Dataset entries
•••

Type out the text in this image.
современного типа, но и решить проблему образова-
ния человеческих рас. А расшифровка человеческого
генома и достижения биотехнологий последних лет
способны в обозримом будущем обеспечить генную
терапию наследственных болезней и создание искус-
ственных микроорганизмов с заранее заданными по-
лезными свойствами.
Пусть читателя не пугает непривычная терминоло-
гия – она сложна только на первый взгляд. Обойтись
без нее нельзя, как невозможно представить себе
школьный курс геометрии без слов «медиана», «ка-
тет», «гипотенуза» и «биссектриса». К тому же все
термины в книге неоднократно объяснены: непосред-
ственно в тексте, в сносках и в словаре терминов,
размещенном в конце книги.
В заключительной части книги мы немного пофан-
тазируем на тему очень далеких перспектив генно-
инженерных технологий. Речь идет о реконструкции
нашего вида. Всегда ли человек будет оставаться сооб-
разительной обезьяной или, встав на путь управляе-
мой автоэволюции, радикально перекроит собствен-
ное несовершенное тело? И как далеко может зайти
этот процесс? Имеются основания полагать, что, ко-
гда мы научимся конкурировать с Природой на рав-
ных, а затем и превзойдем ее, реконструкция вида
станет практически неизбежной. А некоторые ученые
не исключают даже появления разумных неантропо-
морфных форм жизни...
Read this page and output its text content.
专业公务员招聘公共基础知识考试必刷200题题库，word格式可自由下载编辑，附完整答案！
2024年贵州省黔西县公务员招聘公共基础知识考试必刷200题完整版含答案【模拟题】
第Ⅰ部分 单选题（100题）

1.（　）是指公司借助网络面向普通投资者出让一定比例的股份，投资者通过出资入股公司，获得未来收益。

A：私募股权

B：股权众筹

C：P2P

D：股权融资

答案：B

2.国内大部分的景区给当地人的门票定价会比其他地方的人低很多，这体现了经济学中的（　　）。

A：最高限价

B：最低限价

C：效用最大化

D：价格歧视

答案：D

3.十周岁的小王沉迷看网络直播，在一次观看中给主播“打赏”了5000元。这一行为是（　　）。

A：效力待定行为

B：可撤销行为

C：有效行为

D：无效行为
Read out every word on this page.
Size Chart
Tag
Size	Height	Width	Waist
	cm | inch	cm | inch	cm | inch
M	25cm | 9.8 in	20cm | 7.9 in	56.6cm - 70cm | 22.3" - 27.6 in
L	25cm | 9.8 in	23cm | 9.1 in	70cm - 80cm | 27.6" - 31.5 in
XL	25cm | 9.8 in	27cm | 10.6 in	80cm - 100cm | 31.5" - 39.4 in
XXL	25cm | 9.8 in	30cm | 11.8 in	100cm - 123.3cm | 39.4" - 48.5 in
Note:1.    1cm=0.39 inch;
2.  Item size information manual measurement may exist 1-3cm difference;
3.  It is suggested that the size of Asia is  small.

•••

Task directions: Write out again, unchanged, every line from the line containing "Read out every word on this page." to the final line of the material above.

Correct response:
Read out every word on this page.
Size Chart
Tag
Size	Height	Width	Waist
	cm | inch	cm | inch	cm | inch
M	25cm | 9.8 in	20cm | 7.9 in	56.6cm - 70cm | 22.3" - 27.6 in
L	25cm | 9.8 in	23cm | 9.1 in	70cm - 80cm | 27.6" - 31.5 in
XL	25cm | 9.8 in	27cm | 10.6 in	80cm - 100cm | 31.5" - 39.4 in
XXL	25cm | 9.8 in	30cm | 11.8 in	100cm - 123.3cm | 39.4" - 48.5 in
Note:1.    1cm=0.39 inch;
2.  Item size information manual measurement may exist 1-3cm difference;
3.  It is suggested that the size of Asia is  small.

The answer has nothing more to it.